What you will do – All of the data below should be written out again exactly.

** Opening The data block **

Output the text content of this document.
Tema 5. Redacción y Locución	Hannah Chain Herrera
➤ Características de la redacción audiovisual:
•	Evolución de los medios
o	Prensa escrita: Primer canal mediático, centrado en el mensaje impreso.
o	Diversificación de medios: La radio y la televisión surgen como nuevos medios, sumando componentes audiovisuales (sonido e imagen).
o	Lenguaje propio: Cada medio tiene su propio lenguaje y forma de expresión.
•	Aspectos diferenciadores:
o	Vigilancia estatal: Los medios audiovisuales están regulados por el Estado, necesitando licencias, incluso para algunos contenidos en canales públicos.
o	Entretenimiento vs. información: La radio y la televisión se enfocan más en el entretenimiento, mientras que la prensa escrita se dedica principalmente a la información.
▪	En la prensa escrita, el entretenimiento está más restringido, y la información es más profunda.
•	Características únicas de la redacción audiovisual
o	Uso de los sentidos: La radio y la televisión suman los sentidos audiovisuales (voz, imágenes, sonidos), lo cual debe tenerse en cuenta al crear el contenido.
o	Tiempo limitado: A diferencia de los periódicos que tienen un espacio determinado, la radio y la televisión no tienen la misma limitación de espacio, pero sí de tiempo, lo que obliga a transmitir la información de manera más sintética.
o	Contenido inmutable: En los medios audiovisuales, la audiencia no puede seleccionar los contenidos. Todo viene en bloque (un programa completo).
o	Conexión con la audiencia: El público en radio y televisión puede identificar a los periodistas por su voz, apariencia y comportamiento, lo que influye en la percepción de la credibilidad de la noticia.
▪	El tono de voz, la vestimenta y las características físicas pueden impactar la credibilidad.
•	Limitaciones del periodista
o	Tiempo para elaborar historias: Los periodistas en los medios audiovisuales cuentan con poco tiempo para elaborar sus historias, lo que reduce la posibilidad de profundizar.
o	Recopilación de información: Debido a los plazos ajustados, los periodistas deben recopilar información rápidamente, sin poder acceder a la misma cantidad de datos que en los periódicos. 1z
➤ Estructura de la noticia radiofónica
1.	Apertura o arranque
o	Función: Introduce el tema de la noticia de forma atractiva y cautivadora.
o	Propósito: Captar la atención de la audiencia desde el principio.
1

** Closing The data block **

Response for this exercise –
Output the text content of this document.
Tema 5. Redacción y Locución	Hannah Chain Herrera
➤ Características de la redacción audiovisual:
•	Evolución de los medios
o	Prensa escrita: Primer canal mediático, centrado en el mensaje impreso.
o	Diversificación de medios: La radio y la televisión surgen como nuevos medios, sumando componentes audiovisuales (sonido e imagen).
o	Lenguaje propio: Cada medio tiene su propio lenguaje y forma de expresión.
•	Aspectos diferenciadores:
o	Vigilancia estatal: Los medios audiovisuales están regulados por el Estado, necesitando licencias, incluso para algunos contenidos en canales públicos.
o	Entretenimiento vs. información: La radio y la televisión se enfocan más en el entretenimiento, mientras que la prensa escrita se dedica principalmente a la información.
▪	En la prensa escrita, el entretenimiento está más restringido, y la información es más profunda.
•	Características únicas de la redacción audiovisual
o	Uso de los sentidos: La radio y la televisión suman los sentidos audiovisuales (voz, imágenes, sonidos), lo cual debe tenerse en cuenta al crear el contenido.
o	Tiempo limitado: A diferencia de los periódicos que tienen un espacio determinado, la radio y la televisión no tienen la misma limitación de espacio, pero sí de tiempo, lo que obliga a transmitir la información de manera más sintética.
o	Contenido inmutable: En los medios audiovisuales, la audiencia no puede seleccionar los contenidos. Todo viene en bloque (un programa completo).
o	Conexión con la audiencia: El público en radio y televisión puede identificar a los periodistas por su voz, apariencia y comportamiento, lo que influye en la percepción de la credibilidad de la noticia.
▪	El tono de voz, la vestimenta y las características físicas pueden impactar la credibilidad.
•	Limitaciones del periodista
o	Tiempo para elaborar historias: Los periodistas en los medios audiovisuales cuentan con poco tiempo para elaborar sus historias, lo que reduce la posibilidad de profundizar.
o	Recopilación de información: Debido a los plazos ajustados, los periodistas deben recopilar información rápidamente, sin poder acceder a la misma cantidad de datos que en los periódicos. 1z
➤ Estructura de la noticia radiofónica
1.	Apertura o arranque
o	Función: Introduce el tema de la noticia de forma atractiva y cautivadora.
o	Propósito: Captar la atención de la audiencia desde el principio.
1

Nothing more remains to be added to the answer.